# Exercise
Everything in the listing except the pictures should be written out exactly.

::::

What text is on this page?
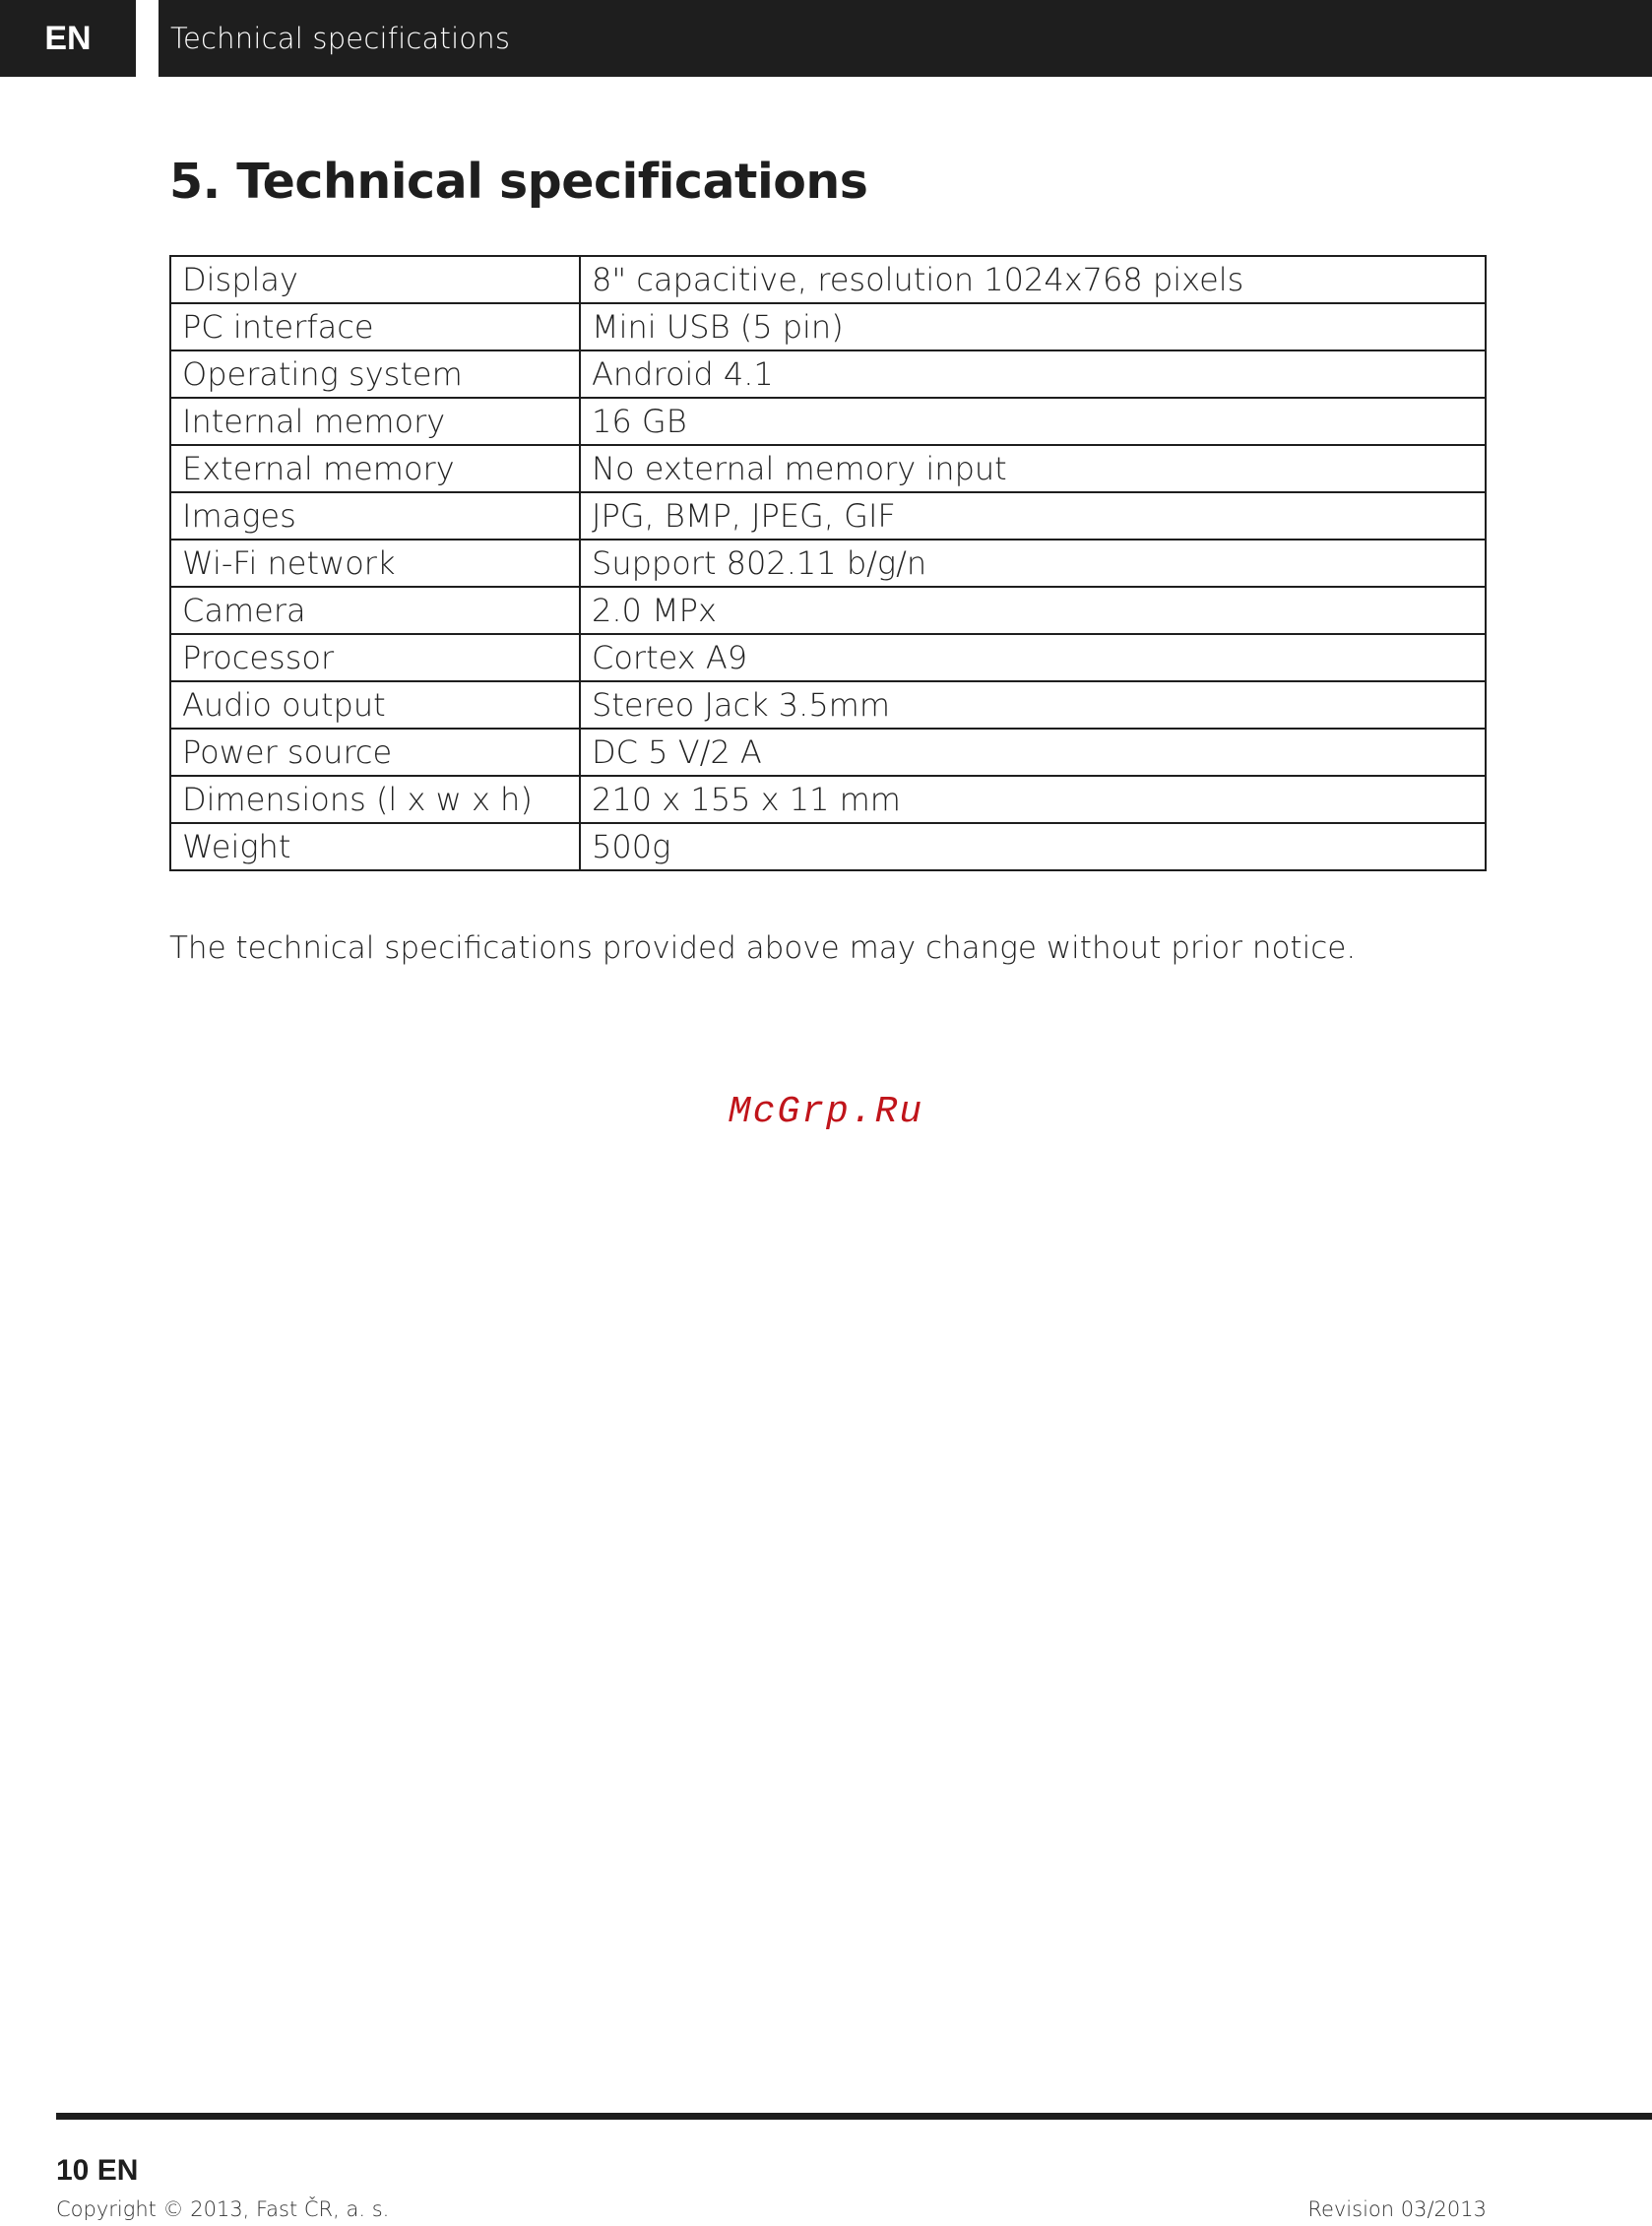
EN	Technical specifications
5. Technical specifications
Display	8" capacitive, resolution 1024x768 pixels
PC interface	Mini USB (5 pin)
Operating system	Android 4.1
Internal memory	16 GB
External memory	No external memory input
Images	JPG, BMP, JPEG, GIF
Wi-Fi network	Support 802.11 b/g/n
Camera	2.0 MPx
Processor	Cortex A9
Audio output	Stereo Jack 3.5mm
Power source	DC 5 V/2 A
Dimensions (l x w x h)	210 x 155 x 11 mm
Weight	500g
The technical specifications provided above may change without prior notice.
McGrp.Ru
10 EN
Copyright © 2013, Fast ČR, a. s.	Revision 03/2013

::::

# Reply
What text is on this page?
EN	Technical specifications
5. Technical specifications
Display	8" capacitive, resolution 1024x768 pixels
PC interface	Mini USB (5 pin)
Operating system	Android 4.1
Internal memory	16 GB
External memory	No external memory input
Images	JPG, BMP, JPEG, GIF
Wi-Fi network	Support 802.11 b/g/n
Camera	2.0 MPx
Processor	Cortex A9
Audio output	Stereo Jack 3.5mm
Power source	DC 5 V/2 A
Dimensions (l x w x h)	210 x 155 x 11 mm
Weight	500g
The technical specifications provided above may change without prior notice.
McGrp.Ru
10 EN
Copyright © 2013, Fast ČR, a. s.	Revision 03/2013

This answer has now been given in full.